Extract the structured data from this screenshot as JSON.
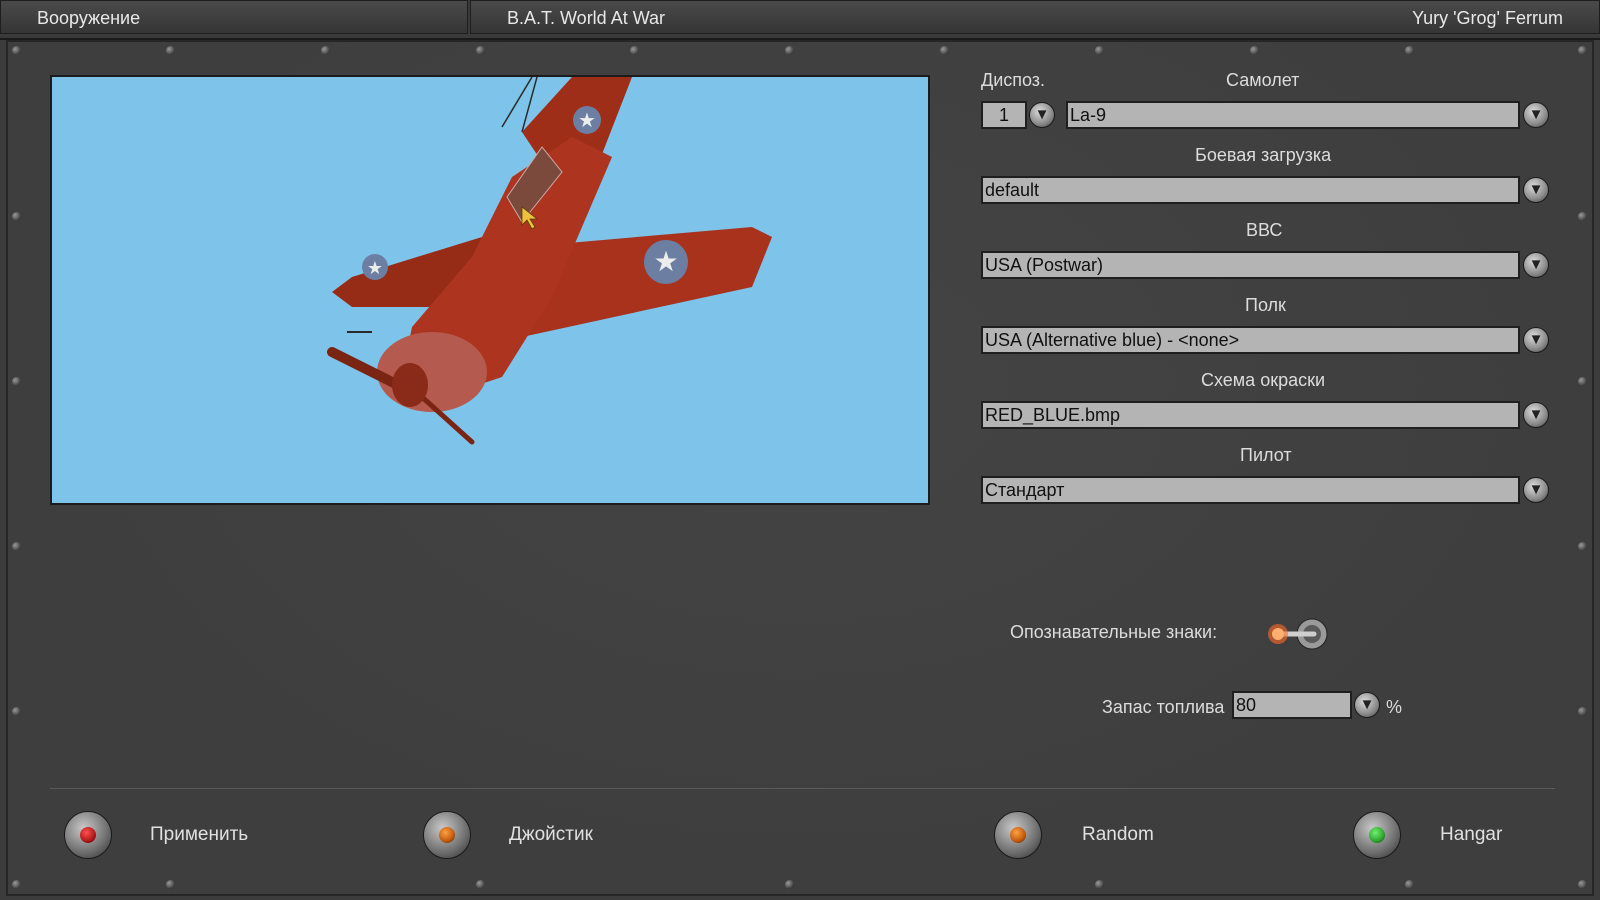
{
  "titlebar": {
    "section": "Вооружение",
    "game": "B.A.T. World At War",
    "user": "Yury 'Grog' Ferrum"
  },
  "form": {
    "slot_label": "Диспоз.",
    "slot_value": "1",
    "plane_label": "Самолет",
    "plane_value": "La-9",
    "loadout_label": "Боевая загрузка",
    "loadout_value": "default",
    "airforce_label": "ВВС",
    "airforce_value": "USA (Postwar)",
    "regiment_label": "Полк",
    "regiment_value": "USA (Alternative blue) - <none>",
    "skin_label": "Схема окраски",
    "skin_value": "RED_BLUE.bmp",
    "pilot_label": "Пилот",
    "pilot_value": "Стандарт",
    "markings_label": "Опознавательные знаки:",
    "fuel_label": "Запас топлива",
    "fuel_value": "80",
    "fuel_unit": "%"
  },
  "buttons": {
    "apply": "Применить",
    "joystick": "Джойстик",
    "random": "Random",
    "hangar": "Hangar"
  },
  "colors": {
    "sky": "#7ec3ea",
    "plane": "#a8321c",
    "lamp_red": "#b01818",
    "lamp_orange": "#c05a10",
    "lamp_green": "#2fa52f"
  },
  "icons": {
    "dropdown": "chevron-down-icon"
  }
}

What is needed
Repeat the listing above exactly, with no pictures.

Expected answer
Extract the structured data from this screenshot as JSON.
{
  "titlebar": {
    "section": "Вооружение",
    "game": "B.A.T. World At War",
    "user": "Yury 'Grog' Ferrum"
  },
  "form": {
    "slot_label": "Диспоз.",
    "slot_value": "1",
    "plane_label": "Самолет",
    "plane_value": "La-9",
    "loadout_label": "Боевая загрузка",
    "loadout_value": "default",
    "airforce_label": "ВВС",
    "airforce_value": "USA (Postwar)",
    "regiment_label": "Полк",
    "regiment_value": "USA (Alternative blue) - <none>",
    "skin_label": "Схема окраски",
    "skin_value": "RED_BLUE.bmp",
    "pilot_label": "Пилот",
    "pilot_value": "Стандарт",
    "markings_label": "Опознавательные знаки:",
    "fuel_label": "Запас топлива",
    "fuel_value": "80",
    "fuel_unit": "%"
  },
  "buttons": {
    "apply": "Применить",
    "joystick": "Джойстик",
    "random": "Random",
    "hangar": "Hangar"
  },
  "colors": {
    "sky": "#7ec3ea",
    "plane": "#a8321c",
    "lamp_red": "#b01818",
    "lamp_orange": "#c05a10",
    "lamp_green": "#2fa52f"
  },
  "icons": {
    "dropdown": "chevron-down-icon"
  }
}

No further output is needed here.